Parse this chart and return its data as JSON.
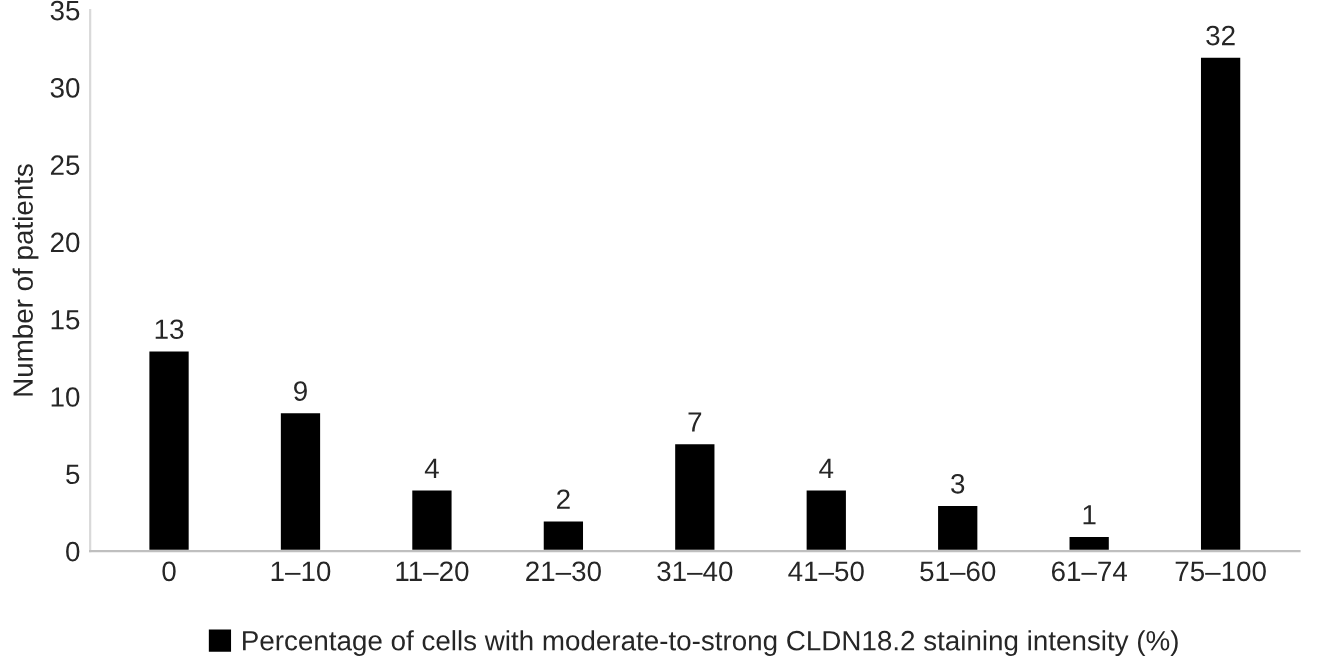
{
  "chart_data": {
    "type": "bar",
    "ylabel": "Number of patients",
    "categories": [
      "0",
      "1–10",
      "11–20",
      "21–30",
      "31–40",
      "41–50",
      "51–60",
      "61–74",
      "75–100"
    ],
    "series": [
      {
        "name": "Percentage of cells with moderate-to-strong CLDN18.2 staining intensity (%)",
        "color": "#000000",
        "values": [
          13,
          9,
          4,
          2,
          7,
          4,
          3,
          1,
          32
        ]
      }
    ],
    "ylim": [
      0,
      35
    ],
    "yticks": [
      0,
      5,
      10,
      15,
      20,
      25,
      30,
      35
    ],
    "data_labels": true,
    "grid": false,
    "legend": "bottom"
  }
}
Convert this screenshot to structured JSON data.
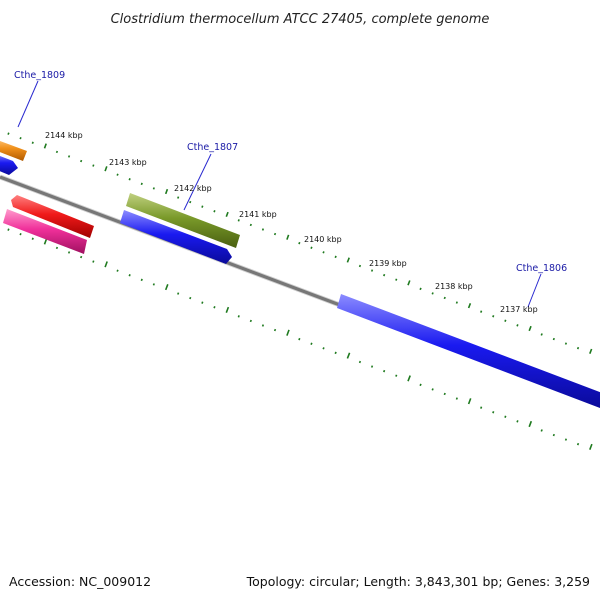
{
  "title": "Clostridium thermocellum ATCC 27405, complete genome",
  "footer": {
    "accession": "Accession: NC_009012",
    "summary": "Topology: circular; Length: 3,843,301 bp; Genes: 3,259"
  },
  "colors": {
    "backbone": "#7f7f7f",
    "ticks": "#1f7a1f",
    "gene_label": "#1a1aa6",
    "label_line": "#2a2ad0",
    "orange": "#f0901a",
    "blue": "#1a1af0",
    "red": "#f01a1a",
    "pink": "#f0309a",
    "olive": "#7a9a2a"
  },
  "tick_labels": [
    "2144 kbp",
    "2143 kbp",
    "2142 kbp",
    "2141 kbp",
    "2140 kbp",
    "2139 kbp",
    "2138 kbp",
    "2137 kbp"
  ],
  "gene_labels": [
    "Cthe_1809",
    "Cthe_1807",
    "Cthe_1806"
  ]
}
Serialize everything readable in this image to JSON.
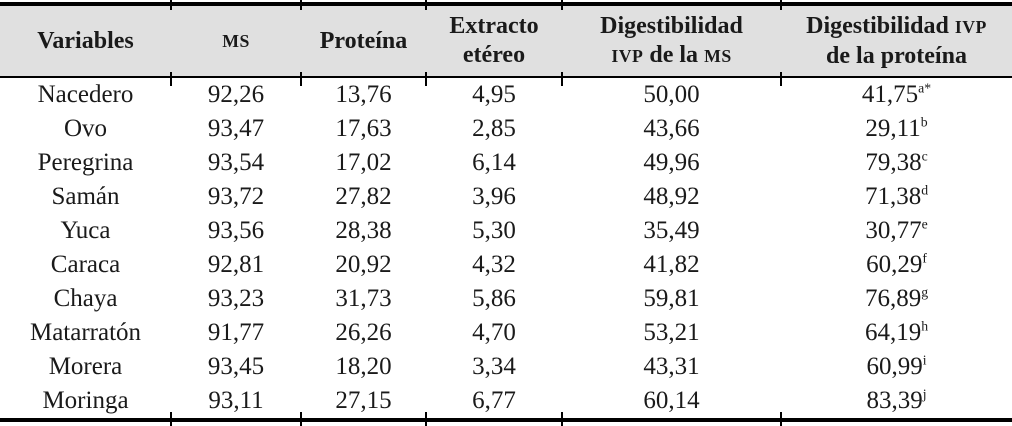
{
  "table": {
    "columns": [
      {
        "id": "variable",
        "label_lines": [
          [
            {
              "t": "Variables"
            }
          ]
        ]
      },
      {
        "id": "ms",
        "label_lines": [
          [
            {
              "t": "MS",
              "sc": true
            }
          ]
        ]
      },
      {
        "id": "proteina",
        "label_lines": [
          [
            {
              "t": "Proteína"
            }
          ]
        ]
      },
      {
        "id": "extracto",
        "label_lines": [
          [
            {
              "t": "Extracto"
            }
          ],
          [
            {
              "t": "etéreo"
            }
          ]
        ]
      },
      {
        "id": "dig_ms",
        "label_lines": [
          [
            {
              "t": "Digestibilidad"
            }
          ],
          [
            {
              "t": "IVP",
              "sc": true
            },
            {
              "t": " de la "
            },
            {
              "t": "MS",
              "sc": true
            }
          ]
        ]
      },
      {
        "id": "dig_prot",
        "label_lines": [
          [
            {
              "t": "Digestibilidad "
            },
            {
              "t": "IVP",
              "sc": true
            }
          ],
          [
            {
              "t": "de la proteína"
            }
          ]
        ]
      }
    ],
    "rows": [
      {
        "variable": "Nacedero",
        "ms": "92,26",
        "proteina": "13,76",
        "extracto": "4,95",
        "dig_ms": "50,00",
        "dig_prot": "41,75",
        "dig_prot_sup": "a*"
      },
      {
        "variable": "Ovo",
        "ms": "93,47",
        "proteina": "17,63",
        "extracto": "2,85",
        "dig_ms": "43,66",
        "dig_prot": "29,11",
        "dig_prot_sup": "b"
      },
      {
        "variable": "Peregrina",
        "ms": "93,54",
        "proteina": "17,02",
        "extracto": "6,14",
        "dig_ms": "49,96",
        "dig_prot": "79,38",
        "dig_prot_sup": "c"
      },
      {
        "variable": "Samán",
        "ms": "93,72",
        "proteina": "27,82",
        "extracto": "3,96",
        "dig_ms": "48,92",
        "dig_prot": "71,38",
        "dig_prot_sup": "d"
      },
      {
        "variable": "Yuca",
        "ms": "93,56",
        "proteina": "28,38",
        "extracto": "5,30",
        "dig_ms": "35,49",
        "dig_prot": "30,77",
        "dig_prot_sup": "e"
      },
      {
        "variable": "Caraca",
        "ms": "92,81",
        "proteina": "20,92",
        "extracto": "4,32",
        "dig_ms": "41,82",
        "dig_prot": "60,29",
        "dig_prot_sup": "f"
      },
      {
        "variable": "Chaya",
        "ms": "93,23",
        "proteina": "31,73",
        "extracto": "5,86",
        "dig_ms": "59,81",
        "dig_prot": "76,89",
        "dig_prot_sup": "g"
      },
      {
        "variable": "Matarratón",
        "ms": "91,77",
        "proteina": "26,26",
        "extracto": "4,70",
        "dig_ms": "53,21",
        "dig_prot": "64,19",
        "dig_prot_sup": "h"
      },
      {
        "variable": "Morera",
        "ms": "93,45",
        "proteina": "18,20",
        "extracto": "3,34",
        "dig_ms": "43,31",
        "dig_prot": "60,99",
        "dig_prot_sup": "i"
      },
      {
        "variable": "Moringa",
        "ms": "93,11",
        "proteina": "27,15",
        "extracto": "6,77",
        "dig_ms": "60,14",
        "dig_prot": "83,39",
        "dig_prot_sup": "j"
      }
    ]
  },
  "colors": {
    "header_bg": "#e0e0e0",
    "rule": "#000000",
    "text": "#1a1a1a",
    "page_bg": "#ffffff"
  }
}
○ ○ ○ ○
● What you have to do
Return the listing verbatim, pictures excluded.

● The answer
Parse this chart and return its data as JSON.
{
  "chart_data": {
    "type": "bar",
    "ylabel": "Number of patients",
    "categories": [
      "0",
      "1–10",
      "11–20",
      "21–30",
      "31–40",
      "41–50",
      "51–60",
      "61–74",
      "75–100"
    ],
    "series": [
      {
        "name": "Percentage of cells with moderate-to-strong CLDN18.2 staining intensity (%)",
        "color": "#000000",
        "values": [
          13,
          9,
          4,
          2,
          7,
          4,
          3,
          1,
          32
        ]
      }
    ],
    "ylim": [
      0,
      35
    ],
    "yticks": [
      0,
      5,
      10,
      15,
      20,
      25,
      30,
      35
    ],
    "data_labels": true,
    "grid": false,
    "legend": "bottom"
  }
}
Convert this screenshot to structured JSON data.
{
  "title": "Clostridium thermocellum ATCC 27405, complete genome",
  "footer": {
    "accession": "Accession: NC_009012",
    "summary": "Topology: circular; Length: 3,843,301 bp; Genes: 3,259"
  },
  "colors": {
    "backbone": "#7f7f7f",
    "ticks": "#1f7a1f",
    "gene_label": "#1a1aa6",
    "label_line": "#2a2ad0",
    "orange": "#f0901a",
    "blue": "#1a1af0",
    "red": "#f01a1a",
    "pink": "#f0309a",
    "olive": "#7a9a2a"
  },
  "tick_labels": [
    "2144 kbp",
    "2143 kbp",
    "2142 kbp",
    "2141 kbp",
    "2140 kbp",
    "2139 kbp",
    "2138 kbp",
    "2137 kbp"
  ],
  "gene_labels": [
    "Cthe_1809",
    "Cthe_1807",
    "Cthe_1806"
  ]
}
Serialize everything readable in this image to JSON.
{
  "table": {
    "columns": [
      {
        "id": "variable",
        "label_lines": [
          [
            {
              "t": "Variables"
            }
          ]
        ]
      },
      {
        "id": "ms",
        "label_lines": [
          [
            {
              "t": "MS",
              "sc": true
            }
          ]
        ]
      },
      {
        "id": "proteina",
        "label_lines": [
          [
            {
              "t": "Proteína"
            }
          ]
        ]
      },
      {
        "id": "extracto",
        "label_lines": [
          [
            {
              "t": "Extracto"
            }
          ],
          [
            {
              "t": "etéreo"
            }
          ]
        ]
      },
      {
        "id": "dig_ms",
        "label_lines": [
          [
            {
              "t": "Digestibilidad"
            }
          ],
          [
            {
              "t": "IVP",
              "sc": true
            },
            {
              "t": " de la "
            },
            {
              "t": "MS",
              "sc": true
            }
          ]
        ]
      },
      {
        "id": "dig_prot",
        "label_lines": [
          [
            {
              "t": "Digestibilidad "
            },
            {
              "t": "IVP",
              "sc": true
            }
          ],
          [
            {
              "t": "de la proteína"
            }
          ]
        ]
      }
    ],
    "rows": [
      {
        "variable": "Nacedero",
        "ms": "92,26",
        "proteina": "13,76",
        "extracto": "4,95",
        "dig_ms": "50,00",
        "dig_prot": "41,75",
        "dig_prot_sup": "a*"
      },
      {
        "variable": "Ovo",
        "ms": "93,47",
        "proteina": "17,63",
        "extracto": "2,85",
        "dig_ms": "43,66",
        "dig_prot": "29,11",
        "dig_prot_sup": "b"
      },
      {
        "variable": "Peregrina",
        "ms": "93,54",
        "proteina": "17,02",
        "extracto": "6,14",
        "dig_ms": "49,96",
        "dig_prot": "79,38",
        "dig_prot_sup": "c"
      },
      {
        "variable": "Samán",
        "ms": "93,72",
        "proteina": "27,82",
        "extracto": "3,96",
        "dig_ms": "48,92",
        "dig_prot": "71,38",
        "dig_prot_sup": "d"
      },
      {
        "variable": "Yuca",
        "ms": "93,56",
        "proteina": "28,38",
        "extracto": "5,30",
        "dig_ms": "35,49",
        "dig_prot": "30,77",
        "dig_prot_sup": "e"
      },
      {
        "variable": "Caraca",
        "ms": "92,81",
        "proteina": "20,92",
        "extracto": "4,32",
        "dig_ms": "41,82",
        "dig_prot": "60,29",
        "dig_prot_sup": "f"
      },
      {
        "variable": "Chaya",
        "ms": "93,23",
        "proteina": "31,73",
        "extracto": "5,86",
        "dig_ms": "59,81",
        "dig_prot": "76,89",
        "dig_prot_sup": "g"
      },
      {
        "variable": "Matarratón",
        "ms": "91,77",
        "proteina": "26,26",
        "extracto": "4,70",
        "dig_ms": "53,21",
        "dig_prot": "64,19",
        "dig_prot_sup": "h"
      },
      {
        "variable": "Morera",
        "ms": "93,45",
        "proteina": "18,20",
        "extracto": "3,34",
        "dig_ms": "43,31",
        "dig_prot": "60,99",
        "dig_prot_sup": "i"
      },
      {
        "variable": "Moringa",
        "ms": "93,11",
        "proteina": "27,15",
        "extracto": "6,77",
        "dig_ms": "60,14",
        "dig_prot": "83,39",
        "dig_prot_sup": "j"
      }
    ]
  },
  "colors": {
    "header_bg": "#e0e0e0",
    "rule": "#000000",
    "text": "#1a1a1a",
    "page_bg": "#ffffff"
  }
}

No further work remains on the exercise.